LISTED ENTRIES —
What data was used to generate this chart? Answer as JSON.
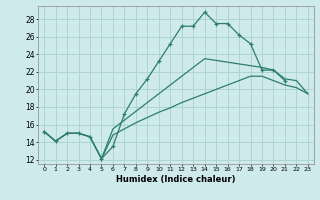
{
  "xlabel": "Humidex (Indice chaleur)",
  "bg_color": "#ceeaea",
  "grid_color": "#aed4d4",
  "line_color": "#2e7d6e",
  "xlim": [
    -0.5,
    23.5
  ],
  "ylim": [
    11.5,
    29.5
  ],
  "yticks": [
    12,
    14,
    16,
    18,
    20,
    22,
    24,
    26,
    28
  ],
  "xticks": [
    0,
    1,
    2,
    3,
    4,
    5,
    6,
    7,
    8,
    9,
    10,
    11,
    12,
    13,
    14,
    15,
    16,
    17,
    18,
    19,
    20,
    21,
    22,
    23
  ],
  "curve1_x": [
    0,
    1,
    2,
    3,
    4,
    5,
    6,
    7,
    8,
    9,
    10,
    11,
    12,
    13,
    14,
    15,
    16,
    17,
    18,
    19,
    20,
    21
  ],
  "curve1_y": [
    15.2,
    14.1,
    15.0,
    15.0,
    14.6,
    12.1,
    13.5,
    17.2,
    19.5,
    21.2,
    23.2,
    25.2,
    27.2,
    27.2,
    28.8,
    27.5,
    27.5,
    26.2,
    25.2,
    22.2,
    22.2,
    21.0
  ],
  "curve2_x": [
    0,
    1,
    2,
    3,
    4,
    5,
    6,
    7,
    8,
    9,
    10,
    11,
    12,
    13,
    14,
    19,
    20,
    21,
    22,
    23
  ],
  "curve2_y": [
    15.2,
    14.1,
    15.0,
    15.0,
    14.6,
    12.1,
    15.5,
    16.5,
    17.5,
    18.5,
    19.5,
    20.5,
    21.5,
    22.5,
    23.5,
    22.5,
    22.2,
    21.2,
    21.0,
    19.5
  ],
  "curve3_x": [
    0,
    1,
    2,
    3,
    4,
    5,
    6,
    7,
    8,
    9,
    10,
    11,
    12,
    13,
    14,
    15,
    16,
    17,
    18,
    19,
    20,
    21,
    22,
    23
  ],
  "curve3_y": [
    15.2,
    14.1,
    15.0,
    15.0,
    14.6,
    12.1,
    14.8,
    15.5,
    16.2,
    16.8,
    17.4,
    17.9,
    18.5,
    19.0,
    19.5,
    20.0,
    20.5,
    21.0,
    21.5,
    21.5,
    21.0,
    20.5,
    20.2,
    19.5
  ]
}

THE PROBLEM — Every line should be retyped exactly, with the pictures omitted.

COMPLETE ANSWER —
What data was used to generate this chart? Answer as JSON.
{
  "xlabel": "Humidex (Indice chaleur)",
  "bg_color": "#ceeaea",
  "grid_color": "#aed4d4",
  "line_color": "#2e7d6e",
  "xlim": [
    -0.5,
    23.5
  ],
  "ylim": [
    11.5,
    29.5
  ],
  "yticks": [
    12,
    14,
    16,
    18,
    20,
    22,
    24,
    26,
    28
  ],
  "xticks": [
    0,
    1,
    2,
    3,
    4,
    5,
    6,
    7,
    8,
    9,
    10,
    11,
    12,
    13,
    14,
    15,
    16,
    17,
    18,
    19,
    20,
    21,
    22,
    23
  ],
  "curve1_x": [
    0,
    1,
    2,
    3,
    4,
    5,
    6,
    7,
    8,
    9,
    10,
    11,
    12,
    13,
    14,
    15,
    16,
    17,
    18,
    19,
    20,
    21
  ],
  "curve1_y": [
    15.2,
    14.1,
    15.0,
    15.0,
    14.6,
    12.1,
    13.5,
    17.2,
    19.5,
    21.2,
    23.2,
    25.2,
    27.2,
    27.2,
    28.8,
    27.5,
    27.5,
    26.2,
    25.2,
    22.2,
    22.2,
    21.0
  ],
  "curve2_x": [
    0,
    1,
    2,
    3,
    4,
    5,
    6,
    7,
    8,
    9,
    10,
    11,
    12,
    13,
    14,
    19,
    20,
    21,
    22,
    23
  ],
  "curve2_y": [
    15.2,
    14.1,
    15.0,
    15.0,
    14.6,
    12.1,
    15.5,
    16.5,
    17.5,
    18.5,
    19.5,
    20.5,
    21.5,
    22.5,
    23.5,
    22.5,
    22.2,
    21.2,
    21.0,
    19.5
  ],
  "curve3_x": [
    0,
    1,
    2,
    3,
    4,
    5,
    6,
    7,
    8,
    9,
    10,
    11,
    12,
    13,
    14,
    15,
    16,
    17,
    18,
    19,
    20,
    21,
    22,
    23
  ],
  "curve3_y": [
    15.2,
    14.1,
    15.0,
    15.0,
    14.6,
    12.1,
    14.8,
    15.5,
    16.2,
    16.8,
    17.4,
    17.9,
    18.5,
    19.0,
    19.5,
    20.0,
    20.5,
    21.0,
    21.5,
    21.5,
    21.0,
    20.5,
    20.2,
    19.5
  ]
}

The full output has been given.